- [Short exercise] Pick out each line containing the string "padre" and copy it.

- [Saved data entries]
((

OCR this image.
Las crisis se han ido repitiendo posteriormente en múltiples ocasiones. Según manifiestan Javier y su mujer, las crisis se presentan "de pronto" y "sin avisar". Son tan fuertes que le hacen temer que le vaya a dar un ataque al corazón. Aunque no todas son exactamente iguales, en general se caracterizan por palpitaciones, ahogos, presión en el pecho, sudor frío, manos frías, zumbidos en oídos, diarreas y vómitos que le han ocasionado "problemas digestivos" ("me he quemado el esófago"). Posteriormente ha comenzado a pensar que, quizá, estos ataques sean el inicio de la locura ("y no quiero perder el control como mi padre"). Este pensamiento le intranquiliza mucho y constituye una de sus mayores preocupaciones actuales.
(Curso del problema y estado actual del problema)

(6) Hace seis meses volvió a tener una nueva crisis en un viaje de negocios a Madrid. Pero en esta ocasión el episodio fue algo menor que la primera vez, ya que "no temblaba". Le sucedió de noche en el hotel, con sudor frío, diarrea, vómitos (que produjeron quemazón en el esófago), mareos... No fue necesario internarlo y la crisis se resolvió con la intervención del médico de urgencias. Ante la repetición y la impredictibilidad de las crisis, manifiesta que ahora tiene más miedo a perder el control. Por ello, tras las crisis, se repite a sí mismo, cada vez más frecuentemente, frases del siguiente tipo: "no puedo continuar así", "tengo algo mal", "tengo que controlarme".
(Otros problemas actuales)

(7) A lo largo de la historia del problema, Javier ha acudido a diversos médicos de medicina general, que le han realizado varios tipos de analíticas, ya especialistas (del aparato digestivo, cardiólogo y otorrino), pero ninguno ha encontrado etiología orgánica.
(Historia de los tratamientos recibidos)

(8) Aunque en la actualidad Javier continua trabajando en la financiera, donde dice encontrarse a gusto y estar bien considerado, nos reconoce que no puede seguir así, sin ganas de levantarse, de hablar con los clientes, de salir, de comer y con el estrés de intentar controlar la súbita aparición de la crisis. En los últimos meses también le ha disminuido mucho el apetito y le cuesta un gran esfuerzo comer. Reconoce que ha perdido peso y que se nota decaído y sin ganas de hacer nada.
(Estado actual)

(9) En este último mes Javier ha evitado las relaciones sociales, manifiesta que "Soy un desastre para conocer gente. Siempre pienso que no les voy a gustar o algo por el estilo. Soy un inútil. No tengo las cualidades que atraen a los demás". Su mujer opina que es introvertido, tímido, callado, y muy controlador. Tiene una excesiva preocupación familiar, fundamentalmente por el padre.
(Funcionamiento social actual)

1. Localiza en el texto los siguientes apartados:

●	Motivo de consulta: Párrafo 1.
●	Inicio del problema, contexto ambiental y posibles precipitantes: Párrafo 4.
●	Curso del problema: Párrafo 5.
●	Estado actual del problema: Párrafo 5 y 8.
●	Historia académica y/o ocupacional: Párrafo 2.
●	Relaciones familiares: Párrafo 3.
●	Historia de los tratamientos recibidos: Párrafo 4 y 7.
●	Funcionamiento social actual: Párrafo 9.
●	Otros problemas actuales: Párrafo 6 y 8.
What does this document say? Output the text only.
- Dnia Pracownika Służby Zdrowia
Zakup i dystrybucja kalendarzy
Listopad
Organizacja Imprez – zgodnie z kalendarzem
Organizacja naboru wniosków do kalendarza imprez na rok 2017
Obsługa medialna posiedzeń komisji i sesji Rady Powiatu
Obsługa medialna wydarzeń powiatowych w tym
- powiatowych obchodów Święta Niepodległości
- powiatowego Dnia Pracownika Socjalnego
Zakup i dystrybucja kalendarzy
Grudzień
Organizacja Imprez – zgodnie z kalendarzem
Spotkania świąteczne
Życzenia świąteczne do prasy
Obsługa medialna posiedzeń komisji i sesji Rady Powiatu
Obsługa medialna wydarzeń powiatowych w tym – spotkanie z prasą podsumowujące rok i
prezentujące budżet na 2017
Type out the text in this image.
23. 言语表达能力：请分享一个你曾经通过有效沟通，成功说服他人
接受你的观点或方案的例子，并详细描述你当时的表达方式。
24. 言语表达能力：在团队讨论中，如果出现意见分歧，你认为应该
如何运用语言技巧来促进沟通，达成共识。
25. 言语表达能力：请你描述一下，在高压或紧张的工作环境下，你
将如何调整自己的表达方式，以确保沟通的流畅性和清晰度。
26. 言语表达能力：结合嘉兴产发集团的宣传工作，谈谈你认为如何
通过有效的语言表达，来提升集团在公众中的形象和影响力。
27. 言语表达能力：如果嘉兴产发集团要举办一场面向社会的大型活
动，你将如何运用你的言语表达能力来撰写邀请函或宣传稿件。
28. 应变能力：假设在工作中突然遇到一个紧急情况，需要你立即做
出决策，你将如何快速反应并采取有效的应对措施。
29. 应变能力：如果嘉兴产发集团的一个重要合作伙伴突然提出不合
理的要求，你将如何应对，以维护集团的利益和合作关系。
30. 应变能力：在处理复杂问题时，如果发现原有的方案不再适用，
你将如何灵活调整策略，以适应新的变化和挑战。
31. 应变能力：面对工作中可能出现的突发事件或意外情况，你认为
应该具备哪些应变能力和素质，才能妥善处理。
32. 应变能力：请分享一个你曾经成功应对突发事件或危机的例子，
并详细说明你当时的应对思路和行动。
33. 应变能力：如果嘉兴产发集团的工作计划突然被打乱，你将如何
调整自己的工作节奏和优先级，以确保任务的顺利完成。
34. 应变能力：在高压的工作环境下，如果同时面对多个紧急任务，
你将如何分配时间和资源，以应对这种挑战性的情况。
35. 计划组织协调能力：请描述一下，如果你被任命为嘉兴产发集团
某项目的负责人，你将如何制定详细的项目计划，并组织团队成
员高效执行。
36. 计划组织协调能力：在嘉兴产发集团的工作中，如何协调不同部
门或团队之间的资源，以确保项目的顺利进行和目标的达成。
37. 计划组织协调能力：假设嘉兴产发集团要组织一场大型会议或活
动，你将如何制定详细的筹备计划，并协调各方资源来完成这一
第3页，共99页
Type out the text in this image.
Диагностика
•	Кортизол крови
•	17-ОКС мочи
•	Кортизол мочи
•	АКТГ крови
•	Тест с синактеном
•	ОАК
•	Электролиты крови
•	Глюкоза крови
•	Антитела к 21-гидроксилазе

))

- [Task response]
Las crisis se han ido repitiendo posteriormente en múltiples ocasiones. Según manifiestan Javier y su mujer, las crisis se presentan "de pronto" y "sin avisar". Son tan fuertes que le hacen temer que le vaya a dar un ataque al corazón. Aunque no todas son exactamente iguales, en general se caracterizan por palpitaciones, ahogos, presión en el pecho, sudor frío, manos frías, zumbidos en oídos, diarreas y vómitos que le han ocasionado "problemas digestivos" ("me he quemado el esófago"). Posteriormente ha comenzado a pensar que, quizá, estos ataques sean el inicio de la locura ("y no quiero perder el control como mi padre"). Este pensamiento le intranquiliza mucho y constituye una de sus mayores preocupaciones actuales.
(9) En este último mes Javier ha evitado las relaciones sociales, manifiesta que "Soy un desastre para conocer gente. Siempre pienso que no les voy a gustar o algo por el estilo. Soy un inútil. No tengo las cualidades que atraen a los demás". Su mujer opina que es introvertido, tímido, callado, y muy controlador. Tiene una excesiva preocupación familiar, fundamentalmente por el padre.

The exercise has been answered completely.